## OBJECTIVE:
Go through the material below and copy all lines with "Part".

┄┄┄┄┄┄┄┄┄┄┄┄┄┄┄┄┄┄┄┄

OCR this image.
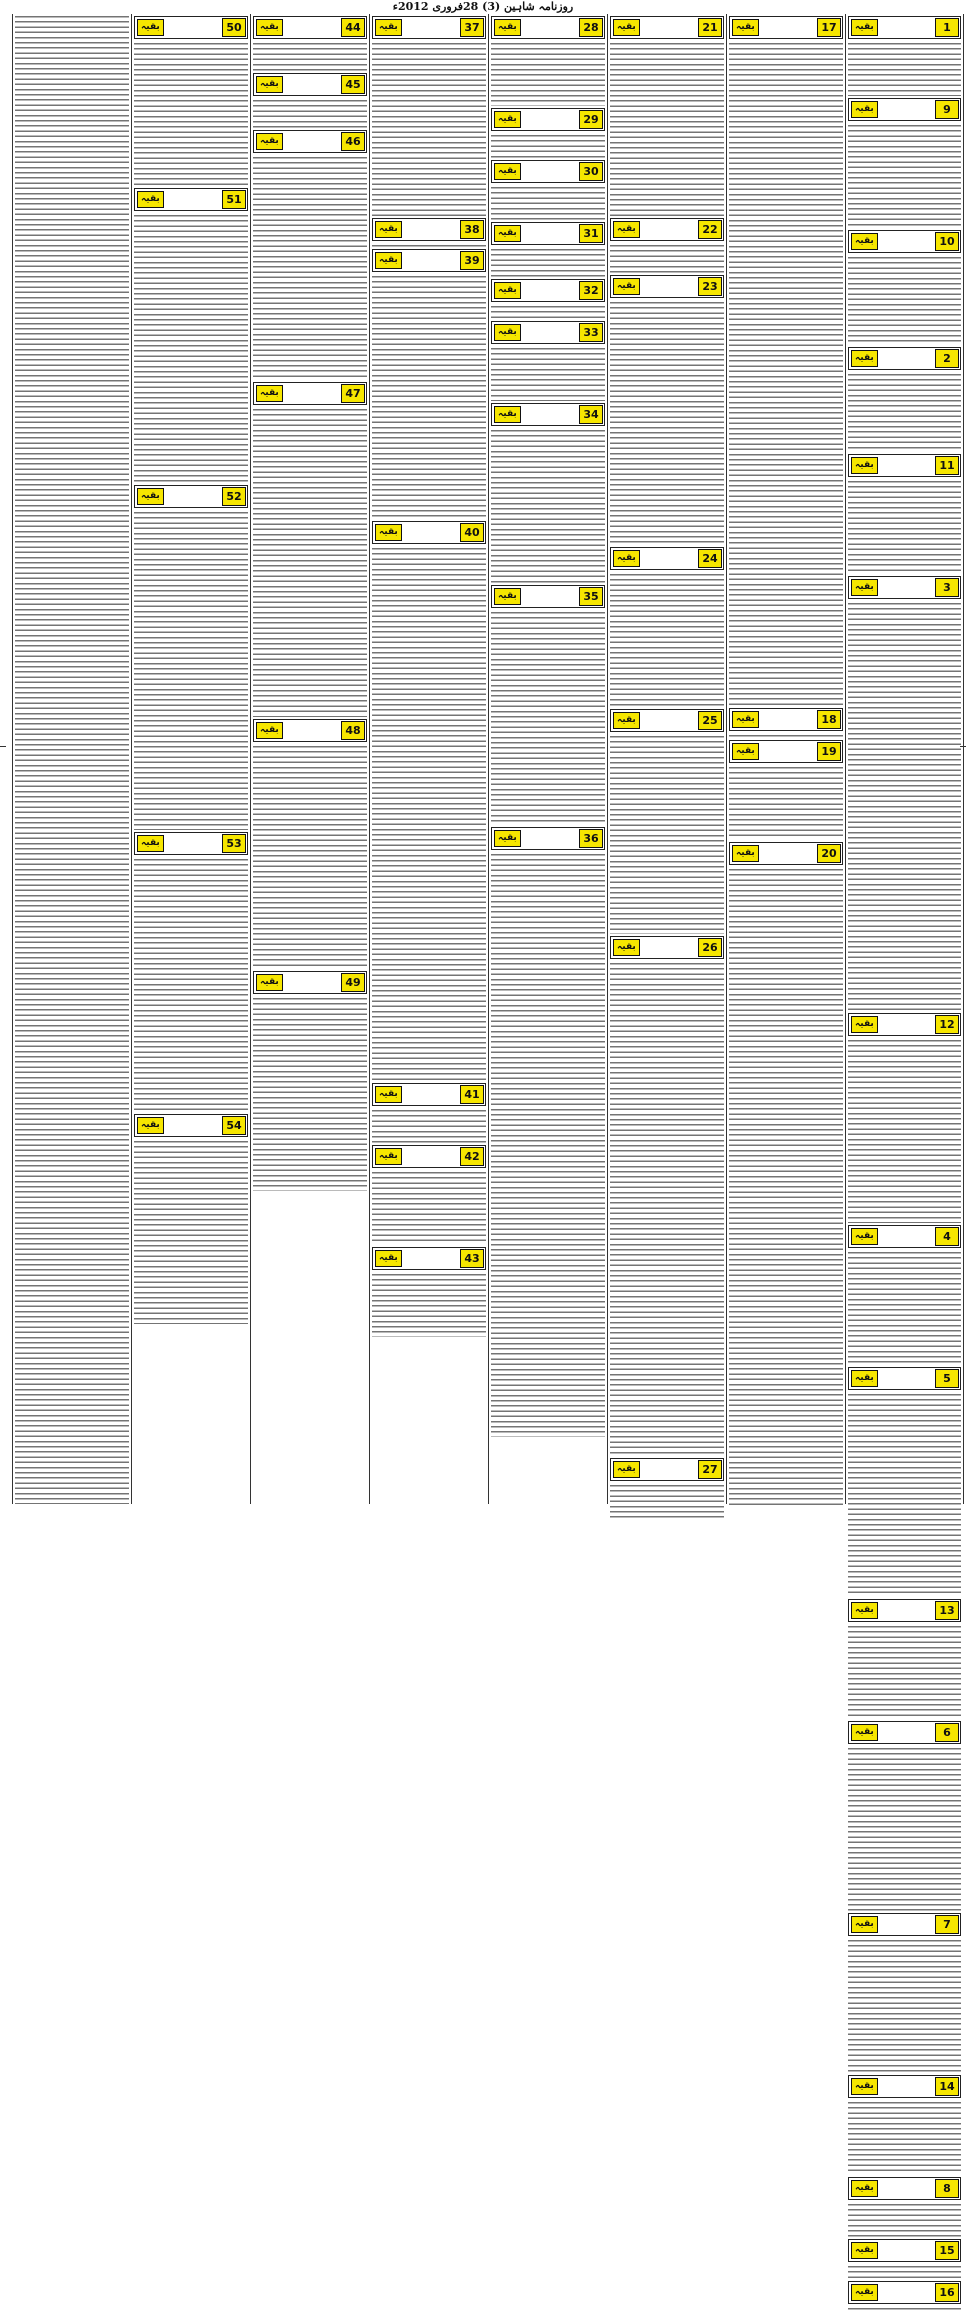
روزنامہ شاہین (3) 28فروری 2012ء
1
بقیہ
9
بقیہ
10
بقیہ
2
بقیہ
11
بقیہ
3
بقیہ
12
بقیہ
4
بقیہ
5
بقیہ
13
بقیہ
6
بقیہ
7
بقیہ
14
بقیہ
8
بقیہ
15
بقیہ
16
بقیہ
17
بقیہ
18
بقیہ
19
بقیہ
20
بقیہ
21
بقیہ
22
بقیہ
23
بقیہ
24
بقیہ
25
بقیہ
26
بقیہ
27
بقیہ
28
بقیہ
29
بقیہ
30
بقیہ
31
بقیہ
32
بقیہ
33
بقیہ
34
بقیہ
35
بقیہ
36
بقیہ
37
بقیہ
38
بقیہ
39
بقیہ
40
بقیہ
41
بقیہ
42
بقیہ
43
بقیہ
44
بقیہ
45
بقیہ
46
بقیہ
47
بقیہ
48
بقیہ
49
بقیہ
50
بقیہ
51
بقیہ
52
بقیہ
53
بقیہ
54
بقیہ
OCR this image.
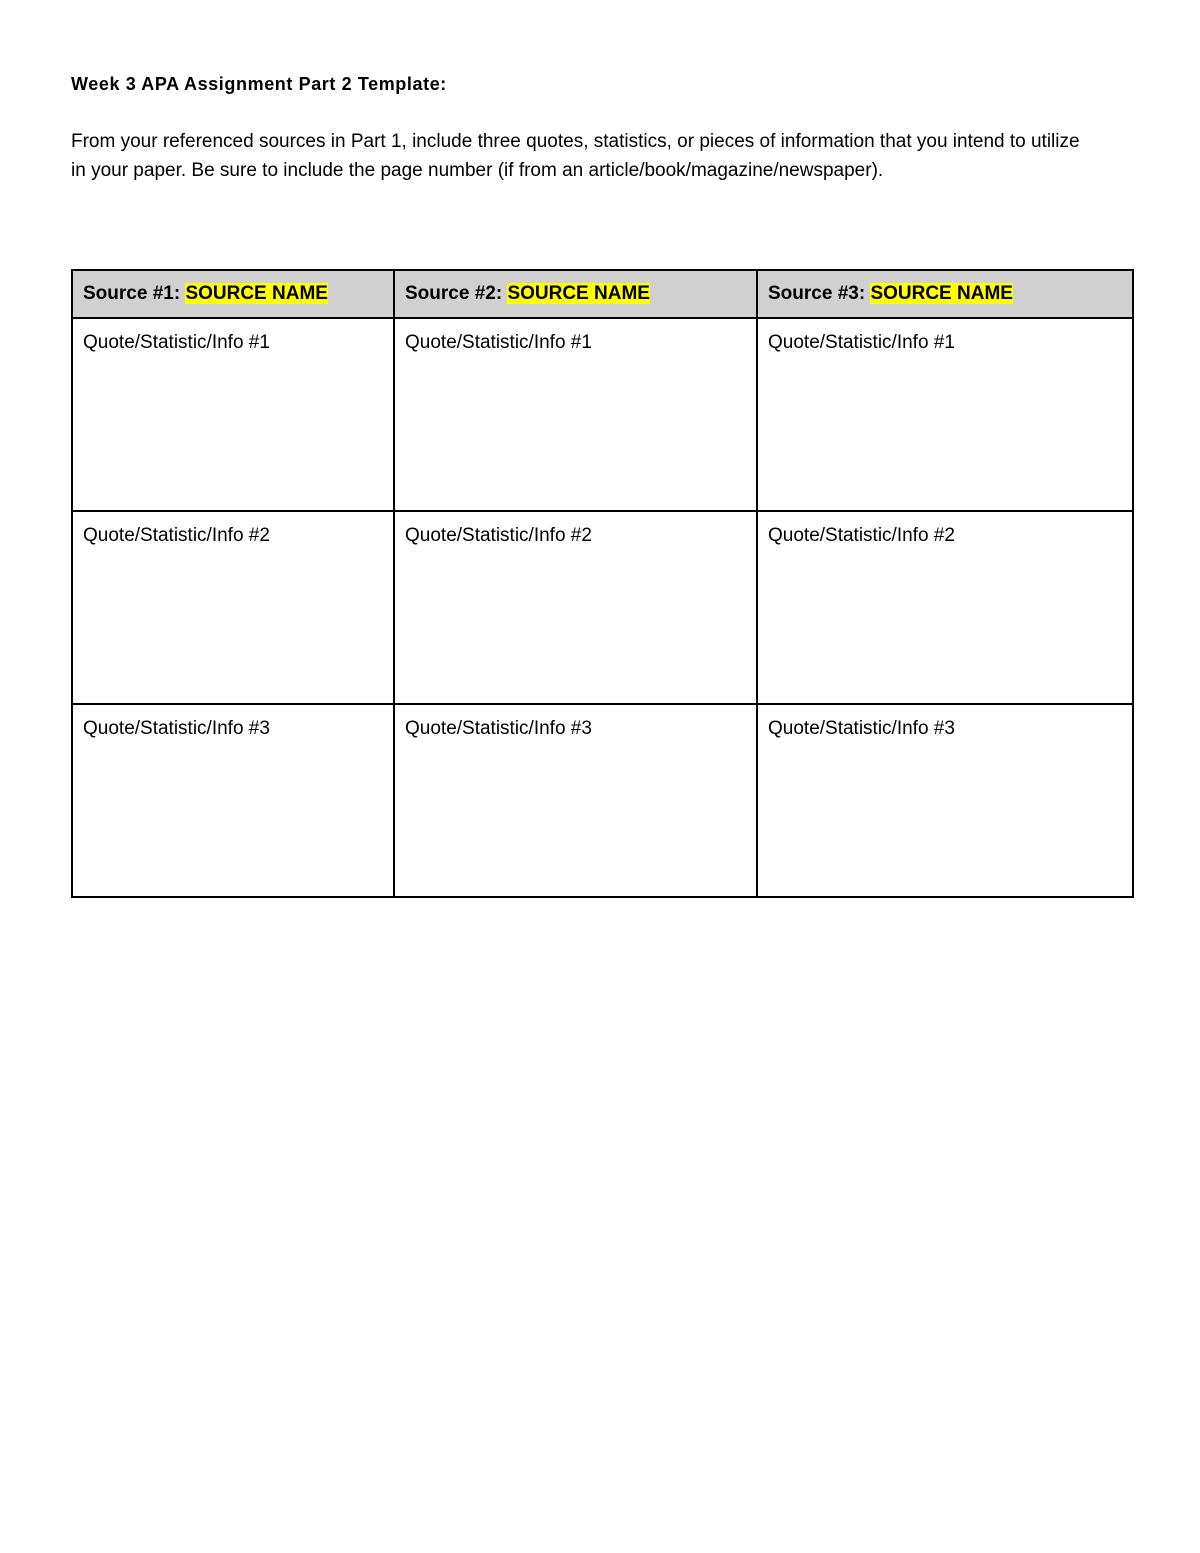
Week 3 APA Assignment Part 2 Template:
From your referenced sources in Part 1, include three quotes, statistics, or pieces of information that you intend to utilize in your paper. Be sure to include the page number (if from an article/book/magazine/newspaper).
Source #1: SOURCE NAME	Source #2: SOURCE NAME	Source #3: SOURCE NAME
Quote/Statistic/Info #1	Quote/Statistic/Info #1	Quote/Statistic/Info #1
Quote/Statistic/Info #2	Quote/Statistic/Info #2	Quote/Statistic/Info #2
Quote/Statistic/Info #3	Quote/Statistic/Info #3	Quote/Statistic/Info #3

┄┄┄┄┄┄┄┄┄┄┄┄┄┄┄┄┄┄┄┄

## TASK OUTPUT:
Week 3 APA Assignment Part 2 Template:
From your referenced sources in Part 1, include three quotes, statistics, or pieces of information that you intend to utilize in your paper. Be sure to include the page number (if from an article/book/magazine/newspaper).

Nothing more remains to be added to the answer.